--- Begin Data extract ---

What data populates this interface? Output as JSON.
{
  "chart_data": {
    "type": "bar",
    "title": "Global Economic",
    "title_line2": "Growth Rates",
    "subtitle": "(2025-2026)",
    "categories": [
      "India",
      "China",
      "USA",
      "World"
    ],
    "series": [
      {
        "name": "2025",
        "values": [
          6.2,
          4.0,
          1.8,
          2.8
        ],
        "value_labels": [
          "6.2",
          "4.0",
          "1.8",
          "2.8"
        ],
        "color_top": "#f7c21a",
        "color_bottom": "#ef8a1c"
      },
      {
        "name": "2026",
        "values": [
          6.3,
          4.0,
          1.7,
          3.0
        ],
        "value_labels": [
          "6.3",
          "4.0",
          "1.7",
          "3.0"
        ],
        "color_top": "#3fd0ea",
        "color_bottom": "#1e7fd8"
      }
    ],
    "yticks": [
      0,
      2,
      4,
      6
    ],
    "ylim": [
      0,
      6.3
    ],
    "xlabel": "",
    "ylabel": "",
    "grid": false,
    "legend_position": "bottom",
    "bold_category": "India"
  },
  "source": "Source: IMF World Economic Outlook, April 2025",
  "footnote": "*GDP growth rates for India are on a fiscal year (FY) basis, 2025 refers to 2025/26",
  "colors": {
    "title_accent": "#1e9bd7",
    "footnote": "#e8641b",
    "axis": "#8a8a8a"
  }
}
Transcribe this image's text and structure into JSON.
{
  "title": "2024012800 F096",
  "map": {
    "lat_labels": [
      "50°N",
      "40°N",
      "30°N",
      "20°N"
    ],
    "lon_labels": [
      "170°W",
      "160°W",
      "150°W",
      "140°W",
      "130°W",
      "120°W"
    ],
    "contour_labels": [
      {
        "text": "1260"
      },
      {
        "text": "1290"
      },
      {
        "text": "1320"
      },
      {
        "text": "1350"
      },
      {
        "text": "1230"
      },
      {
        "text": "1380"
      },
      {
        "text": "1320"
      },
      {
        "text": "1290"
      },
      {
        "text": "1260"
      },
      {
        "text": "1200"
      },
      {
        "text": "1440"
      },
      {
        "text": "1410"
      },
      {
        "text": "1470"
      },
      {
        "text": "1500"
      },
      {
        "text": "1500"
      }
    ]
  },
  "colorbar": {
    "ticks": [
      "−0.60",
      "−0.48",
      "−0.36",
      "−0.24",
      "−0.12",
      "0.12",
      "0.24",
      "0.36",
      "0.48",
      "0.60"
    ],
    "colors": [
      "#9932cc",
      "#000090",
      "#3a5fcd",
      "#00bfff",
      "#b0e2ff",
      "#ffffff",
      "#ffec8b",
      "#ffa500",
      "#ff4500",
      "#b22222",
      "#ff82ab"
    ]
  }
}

--- End Data extract ---

**Task statement:**
Output the lines from the line containing "Transcribe this image's" to the end, both included; add nothing.

**Answer to this task:**
Transcribe this image's text and structure into JSON.
{
  "title": "2024012800 F096",
  "map": {
    "lat_labels": [
      "50°N",
      "40°N",
      "30°N",
      "20°N"
    ],
    "lon_labels": [
      "170°W",
      "160°W",
      "150°W",
      "140°W",
      "130°W",
      "120°W"
    ],
    "contour_labels": [
      {
        "text": "1260"
      },
      {
        "text": "1290"
      },
      {
        "text": "1320"
      },
      {
        "text": "1350"
      },
      {
        "text": "1230"
      },
      {
        "text": "1380"
      },
      {
        "text": "1320"
      },
      {
        "text": "1290"
      },
      {
        "text": "1260"
      },
      {
        "text": "1200"
      },
      {
        "text": "1440"
      },
      {
        "text": "1410"
      },
      {
        "text": "1470"
      },
      {
        "text": "1500"
      },
      {
        "text": "1500"
      }
    ]
  },
  "colorbar": {
    "ticks": [
      "−0.60",
      "−0.48",
      "−0.36",
      "−0.24",
      "−0.12",
      "0.12",
      "0.24",
      "0.36",
      "0.48",
      "0.60"
    ],
    "colors": [
      "#9932cc",
      "#000090",
      "#3a5fcd",
      "#00bfff",
      "#b0e2ff",
      "#ffffff",
      "#ffec8b",
      "#ffa500",
      "#ff4500",
      "#b22222",
      "#ff82ab"
    ]
  }
}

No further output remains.